Required task:
Find the lines that contain the word "الصفار" and copy each one.

* * * * * * * * *

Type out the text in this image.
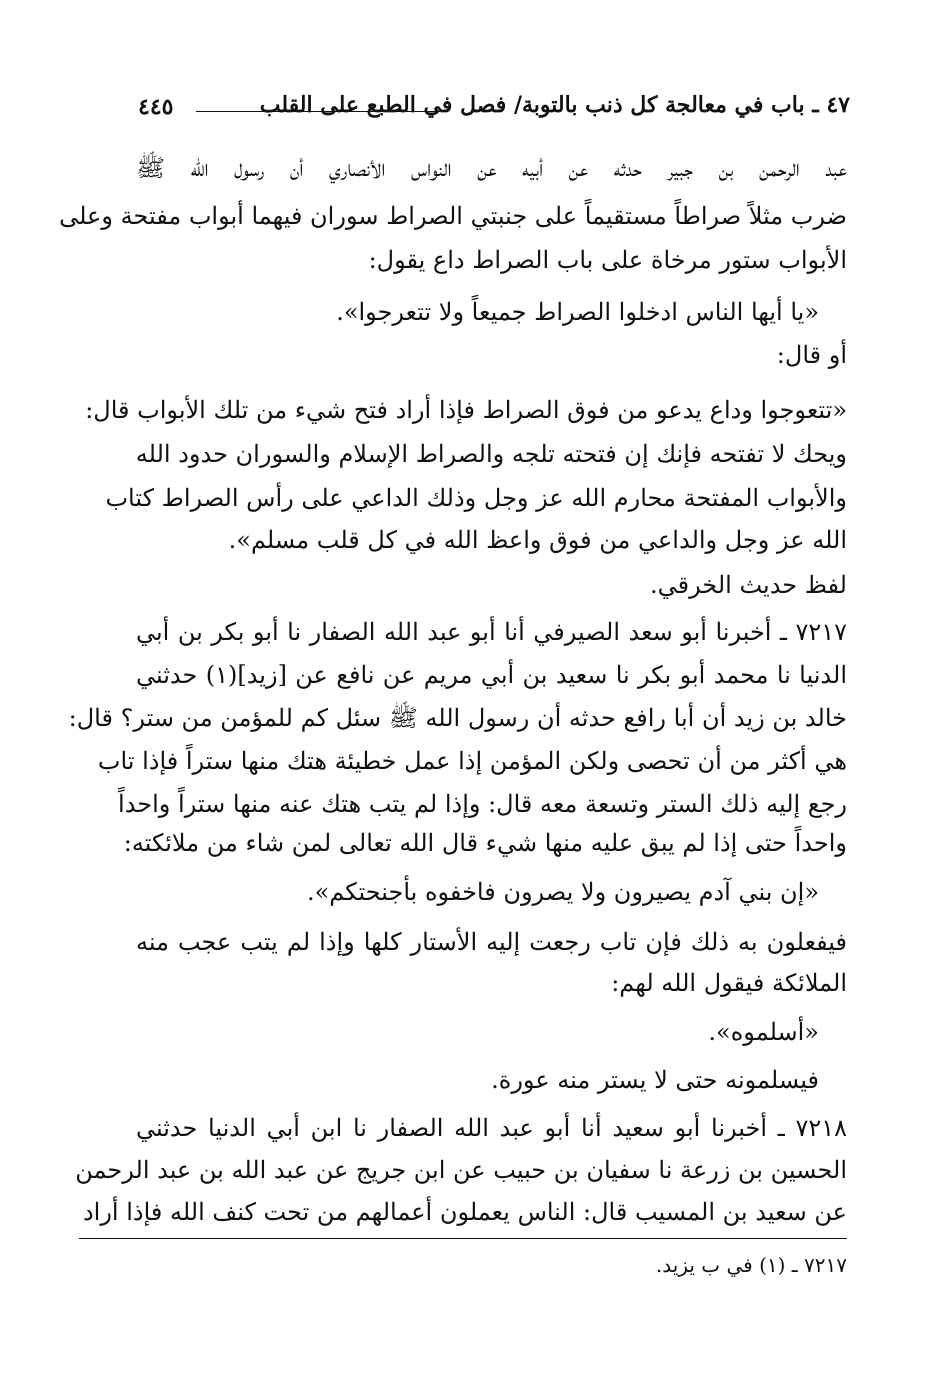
٤٧ ـ باب في معالجة كل ذنب بالتوبة/ فصل في الطبع على القلب
٤٤٥
عبد الرحمن بن جبير حدثه عن أبيه عن النواس الأنصاري أن رسول الله ﷺ
ضرب مثلاً صراطاً مستقيماً على جنبتي الصراط سوران فيهما أبواب مفتحة وعلى
الأبواب ستور مرخاة على باب الصراط داع يقول:
«يا أيها الناس ادخلوا الصراط جميعاً ولا تتعرجوا».
أو قال:
«تتعوجوا وداع يدعو من فوق الصراط فإذا أراد فتح شيء من تلك الأبواب قال:
ويحك لا تفتحه فإنك إن فتحته تلجه والصراط الإسلام والسوران حدود الله
والأبواب المفتحة محارم الله عز وجل وذلك الداعي على رأس الصراط كتاب
الله عز وجل والداعي من فوق واعظ الله في كل قلب مسلم».
لفظ حديث الخرقي.
٧٢١٧ ـ أخبرنا أبو سعد الصيرفي أنا أبو عبد الله الصفار نا أبو بكر بن أبي
الدنيا نا محمد أبو بكر نا سعيد بن أبي مريم عن نافع عن [زيد](١) حدثني
خالد بن زيد أن أبا رافع حدثه أن رسول الله ﷺ سئل كم للمؤمن من ستر؟ قال:
هي أكثر من أن تحصى ولكن المؤمن إذا عمل خطيئة هتك منها ستراً فإذا تاب
رجع إليه ذلك الستر وتسعة معه قال: وإذا لم يتب هتك عنه منها ستراً واحداً
واحداً حتى إذا لم يبق عليه منها شيء قال الله تعالى لمن شاء من ملائكته:
«إن بني آدم يصيرون ولا يصرون فاخفوه بأجنحتكم».
فيفعلون به ذلك فإن تاب رجعت إليه الأستار كلها وإذا لم يتب عجب منه
الملائكة فيقول الله لهم:
«أسلموه».
فيسلمونه حتى لا يستر منه عورة.
٧٢١٨ ـ أخبرنا أبو سعيد أنا أبو عبد الله الصفار نا ابن أبي الدنيا حدثني
الحسين بن زرعة نا سفيان بن حبيب عن ابن جريج عن عبد الله بن عبد الرحمن
عن سعيد بن المسيب قال: الناس يعملون أعمالهم من تحت كنف الله فإذا أراد
٧٢١٧ ـ (١) في ب يزيد.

* * * * * * * * *

Reply to the exercise:
٧٢١٧ ـ أخبرنا أبو سعد الصيرفي أنا أبو عبد الله الصفار نا أبو بكر بن أبي
٧٢١٨ ـ أخبرنا أبو سعيد أنا أبو عبد الله الصفار نا ابن أبي الدنيا حدثني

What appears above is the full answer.